Select and reproduce each line of the listing below that bears the string "name".

Excerpts from a figure dataset →
________________________

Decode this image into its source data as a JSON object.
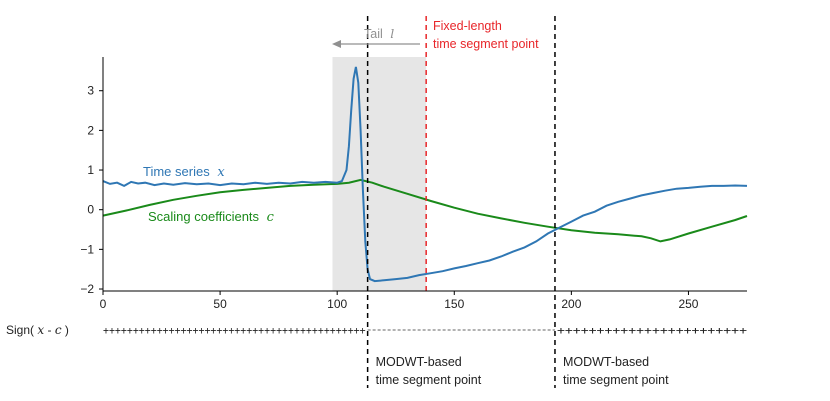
{
  "chart_data": {
    "type": "line",
    "xlim": [
      0,
      275
    ],
    "ylim": [
      -2.05,
      3.85
    ],
    "x_ticks": [
      0,
      50,
      100,
      150,
      200,
      250
    ],
    "y_ticks": [
      -2,
      -1,
      0,
      1,
      2,
      3
    ],
    "x_tick_labels": [
      "0",
      "50",
      "100",
      "150",
      "200",
      "250"
    ],
    "y_tick_labels": [
      "−2",
      "−1",
      "0",
      "1",
      "2",
      "3"
    ],
    "grid": false,
    "shaded_region": {
      "x_start": 98,
      "x_end": 138,
      "color": "#e6e6e6"
    },
    "vlines": [
      {
        "x": 113,
        "style": "dashed",
        "color": "#000000"
      },
      {
        "x": 138,
        "style": "dashed",
        "color": "#e8262a"
      },
      {
        "x": 193,
        "style": "dashed",
        "color": "#000000"
      }
    ],
    "series": [
      {
        "name": "Time series x",
        "color": "#2f77b4",
        "points": [
          [
            0,
            0.72
          ],
          [
            3,
            0.65
          ],
          [
            6,
            0.68
          ],
          [
            9,
            0.6
          ],
          [
            12,
            0.7
          ],
          [
            15,
            0.66
          ],
          [
            18,
            0.68
          ],
          [
            22,
            0.62
          ],
          [
            26,
            0.66
          ],
          [
            30,
            0.63
          ],
          [
            35,
            0.67
          ],
          [
            40,
            0.64
          ],
          [
            45,
            0.66
          ],
          [
            50,
            0.62
          ],
          [
            55,
            0.66
          ],
          [
            60,
            0.64
          ],
          [
            65,
            0.68
          ],
          [
            70,
            0.65
          ],
          [
            75,
            0.68
          ],
          [
            80,
            0.66
          ],
          [
            85,
            0.7
          ],
          [
            90,
            0.68
          ],
          [
            95,
            0.7
          ],
          [
            100,
            0.68
          ],
          [
            102,
            0.72
          ],
          [
            104,
            1.0
          ],
          [
            105,
            1.6
          ],
          [
            106,
            2.5
          ],
          [
            107,
            3.3
          ],
          [
            108,
            3.6
          ],
          [
            109,
            3.2
          ],
          [
            110,
            2.0
          ],
          [
            111,
            0.5
          ],
          [
            112,
            -0.8
          ],
          [
            113,
            -1.5
          ],
          [
            114,
            -1.75
          ],
          [
            116,
            -1.8
          ],
          [
            120,
            -1.78
          ],
          [
            125,
            -1.75
          ],
          [
            130,
            -1.72
          ],
          [
            135,
            -1.65
          ],
          [
            140,
            -1.6
          ],
          [
            145,
            -1.55
          ],
          [
            150,
            -1.48
          ],
          [
            155,
            -1.42
          ],
          [
            160,
            -1.35
          ],
          [
            165,
            -1.28
          ],
          [
            170,
            -1.18
          ],
          [
            175,
            -1.06
          ],
          [
            180,
            -0.95
          ],
          [
            185,
            -0.8
          ],
          [
            190,
            -0.6
          ],
          [
            195,
            -0.45
          ],
          [
            200,
            -0.3
          ],
          [
            205,
            -0.15
          ],
          [
            210,
            -0.05
          ],
          [
            215,
            0.1
          ],
          [
            220,
            0.2
          ],
          [
            225,
            0.28
          ],
          [
            230,
            0.36
          ],
          [
            235,
            0.42
          ],
          [
            240,
            0.48
          ],
          [
            245,
            0.53
          ],
          [
            250,
            0.55
          ],
          [
            255,
            0.58
          ],
          [
            260,
            0.6
          ],
          [
            265,
            0.6
          ],
          [
            270,
            0.61
          ],
          [
            275,
            0.6
          ]
        ]
      },
      {
        "name": "Scaling coefficients c",
        "color": "#1a8a1a",
        "points": [
          [
            0,
            -0.15
          ],
          [
            10,
            -0.02
          ],
          [
            20,
            0.12
          ],
          [
            30,
            0.25
          ],
          [
            40,
            0.35
          ],
          [
            50,
            0.44
          ],
          [
            60,
            0.5
          ],
          [
            70,
            0.55
          ],
          [
            80,
            0.6
          ],
          [
            90,
            0.63
          ],
          [
            100,
            0.65
          ],
          [
            105,
            0.68
          ],
          [
            110,
            0.75
          ],
          [
            115,
            0.68
          ],
          [
            120,
            0.58
          ],
          [
            130,
            0.4
          ],
          [
            140,
            0.22
          ],
          [
            150,
            0.05
          ],
          [
            160,
            -0.1
          ],
          [
            170,
            -0.22
          ],
          [
            180,
            -0.33
          ],
          [
            190,
            -0.43
          ],
          [
            200,
            -0.52
          ],
          [
            210,
            -0.58
          ],
          [
            220,
            -0.62
          ],
          [
            230,
            -0.67
          ],
          [
            234,
            -0.72
          ],
          [
            238,
            -0.8
          ],
          [
            242,
            -0.75
          ],
          [
            250,
            -0.6
          ],
          [
            260,
            -0.43
          ],
          [
            270,
            -0.26
          ],
          [
            275,
            -0.16
          ]
        ]
      }
    ],
    "annotations": {
      "series_x_label_prefix": "Time series",
      "series_x_symbol": "x",
      "series_c_label_prefix": "Scaling coefficients",
      "series_c_symbol": "c",
      "tail_prefix": "Tail",
      "tail_symbol": "l",
      "fixed_line1": "Fixed-length",
      "fixed_line2": "time segment point",
      "modwt1_line1": "MODWT-based",
      "modwt1_line2": "time segment point",
      "modwt2_line1": "MODWT-based",
      "modwt2_line2": "time segment point",
      "sign_label_prefix": "Sign(",
      "sign_label_x": "x",
      "sign_label_mid": " - ",
      "sign_label_c": "c",
      "sign_label_suffix": ")",
      "sign_plus_left": "++++++++++++++++++++++++++++++++++++++++++++",
      "sign_plus_right": "++++++++++++++++++++++++"
    },
    "colors": {
      "axis": "#000000",
      "fixed_line": "#e8262a",
      "tail_arrow": "#909090"
    }
  }
}
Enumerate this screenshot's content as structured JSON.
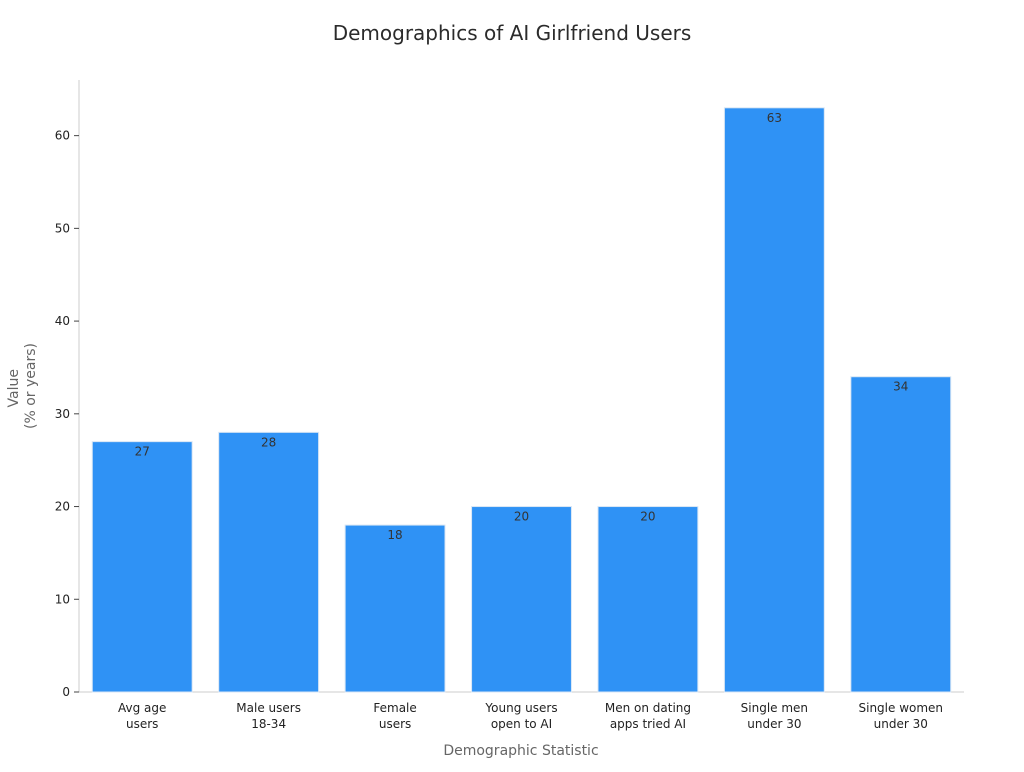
{
  "chart_data": {
    "type": "bar",
    "title": "Demographics of AI Girlfriend Users",
    "xlabel": "Demographic Statistic",
    "ylabel_lines": [
      "Value",
      "(% or years)"
    ],
    "categories": [
      [
        "Avg age",
        "users"
      ],
      [
        "Male users",
        "18-34"
      ],
      [
        "Female",
        "users"
      ],
      [
        "Young users",
        "open to AI"
      ],
      [
        "Men on dating",
        "apps tried AI"
      ],
      [
        "Single men",
        "under 30"
      ],
      [
        "Single women",
        "under 30"
      ]
    ],
    "values": [
      27,
      28,
      18,
      20,
      20,
      63,
      34
    ],
    "ylim": [
      0,
      66
    ],
    "yticks": [
      0,
      10,
      20,
      30,
      40,
      50,
      60
    ],
    "grid": false,
    "colors": {
      "bar": "#2f92f5",
      "bar_edge": "#d8e6f5",
      "axis": "#cccccc",
      "tick": "#444444"
    }
  }
}
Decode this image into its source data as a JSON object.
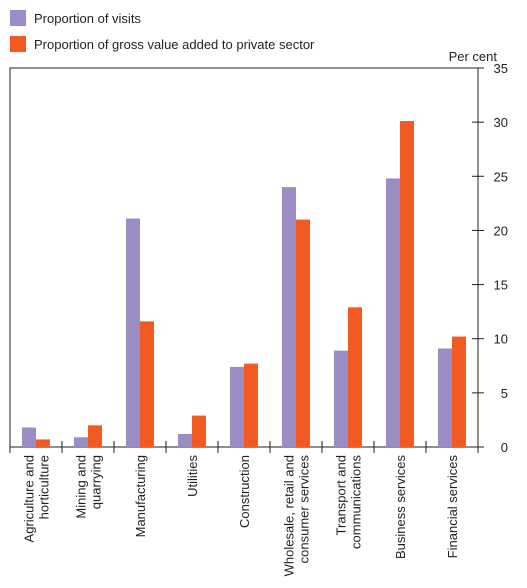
{
  "legend": {
    "series0": "Proportion of visits",
    "series1": "Proportion of gross value added to private sector"
  },
  "unit_label": "Per cent",
  "chart_data": {
    "type": "bar",
    "categories": [
      [
        "Agriculture and",
        "horticulture"
      ],
      [
        "Mining and",
        "quarrying"
      ],
      [
        "Manufacturing"
      ],
      [
        "Utilities"
      ],
      [
        "Construction"
      ],
      [
        "Wholesale, retail and",
        "consumer services"
      ],
      [
        "Transport and",
        "communications"
      ],
      [
        "Business services"
      ],
      [
        "Financial services"
      ]
    ],
    "series": [
      {
        "name": "Proportion of visits",
        "color": "#9b8dc4",
        "values": [
          1.8,
          0.9,
          21.1,
          1.2,
          7.4,
          24.0,
          8.9,
          24.8,
          9.1
        ]
      },
      {
        "name": "Proportion of gross value added to private sector",
        "color": "#f15a22",
        "values": [
          0.7,
          2.0,
          11.6,
          2.9,
          7.7,
          21.0,
          12.9,
          30.1,
          10.2
        ]
      }
    ],
    "ylim": [
      0,
      35
    ],
    "yticks": [
      0,
      5,
      10,
      15,
      20,
      25,
      30,
      35
    ],
    "ylabel": "Per cent",
    "y_axis_side": "right",
    "legend_position": "top-left",
    "grid": false
  }
}
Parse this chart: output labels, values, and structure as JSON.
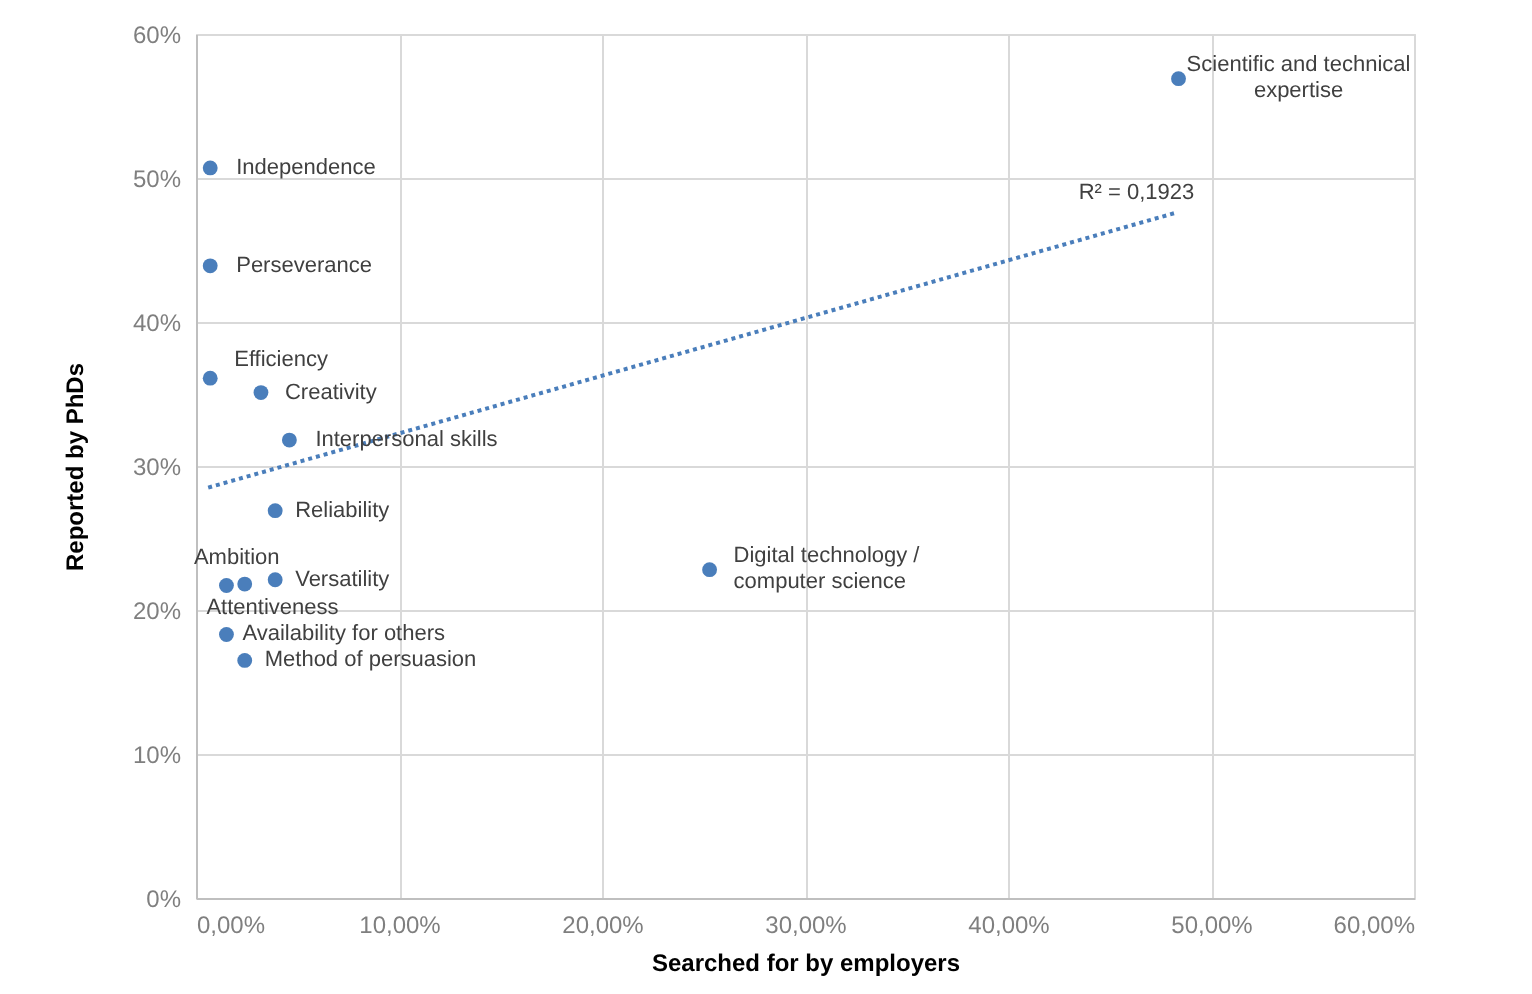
{
  "chart_data": {
    "type": "scatter",
    "xlabel": "Searched for by employers",
    "ylabel": "Reported by PhDs",
    "series": [
      {
        "color": "#4a7ebb",
        "marker": "circle",
        "x": [
          0.7,
          0.7,
          0.7,
          3.2,
          4.6,
          3.9,
          2.4,
          1.5,
          3.9,
          1.5,
          2.4,
          25.3,
          48.4
        ],
        "values": [
          50.7,
          43.9,
          36.1,
          35.1,
          31.8,
          26.9,
          21.8,
          21.7,
          22.1,
          18.3,
          16.5,
          22.8,
          56.9
        ]
      },
      {
        "type": "line",
        "color": "#4a7ebb",
        "line_style": "dotted",
        "x": [
          0.6,
          48.3
        ],
        "values": [
          28.5,
          47.6
        ]
      }
    ],
    "annotations": [
      {
        "text": "Independence",
        "x": 0.7,
        "y": 50.7
      },
      {
        "text": "Perseverance",
        "x": 0.7,
        "y": 43.9
      },
      {
        "text": "Efficiency",
        "x": 0.7,
        "y": 36.1
      },
      {
        "text": "Creativity",
        "x": 3.2,
        "y": 35.1
      },
      {
        "text": "Interpersonal skills",
        "x": 4.6,
        "y": 31.8
      },
      {
        "text": "Reliability",
        "x": 3.9,
        "y": 26.9
      },
      {
        "text": "Ambition",
        "x": 2.4,
        "y": 21.8
      },
      {
        "text": "Attentiveness",
        "x": 1.5,
        "y": 21.7
      },
      {
        "text": "Versatility",
        "x": 3.9,
        "y": 22.1
      },
      {
        "text": "Availability for others",
        "x": 1.5,
        "y": 18.3
      },
      {
        "text": "Method of persuasion",
        "x": 2.4,
        "y": 16.5
      },
      {
        "text": "Digital technology /\ncomputer science",
        "x": 25.3,
        "y": 22.8
      },
      {
        "text": "Scientific and technical\nexpertise",
        "x": 48.4,
        "y": 56.9
      },
      {
        "text": "R² = 0,1923",
        "x": 48.3,
        "y": 47.6
      }
    ],
    "xlim": [
      0,
      60
    ],
    "ylim": [
      0,
      60
    ],
    "xticks": [
      {
        "value": 0,
        "label": "0,00%"
      },
      {
        "value": 10,
        "label": "10,00%"
      },
      {
        "value": 20,
        "label": "20,00%"
      },
      {
        "value": 30,
        "label": "30,00%"
      },
      {
        "value": 40,
        "label": "40,00%"
      },
      {
        "value": 50,
        "label": "50,00%"
      },
      {
        "value": 60,
        "label": "60,00%"
      }
    ],
    "yticks": [
      {
        "value": 0,
        "label": "0%"
      },
      {
        "value": 10,
        "label": "10%"
      },
      {
        "value": 20,
        "label": "20%"
      },
      {
        "value": 30,
        "label": "30%"
      },
      {
        "value": 40,
        "label": "40%"
      },
      {
        "value": 50,
        "label": "50%"
      },
      {
        "value": 60,
        "label": "60%"
      }
    ],
    "grid": true
  }
}
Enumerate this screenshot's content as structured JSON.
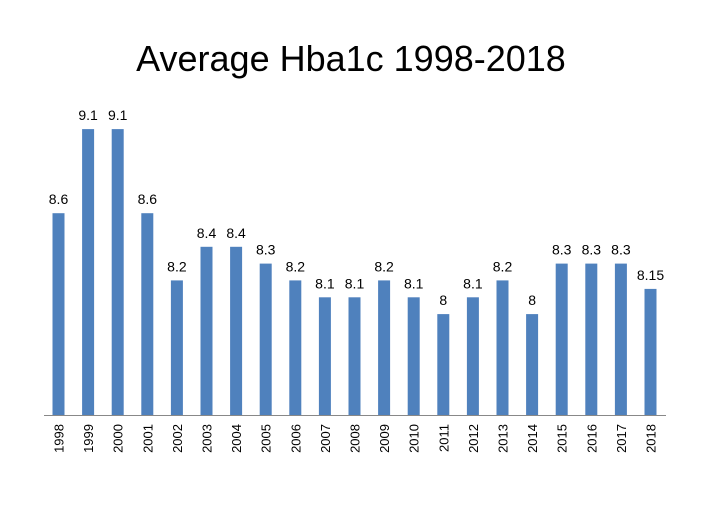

________________________

WORKED SOLUTION →
        "name": "Time series x",
        "name": "Scaling coefficients c",
        "name": "Proportion of visits",
        "name": "Proportion of gross value added to private sector",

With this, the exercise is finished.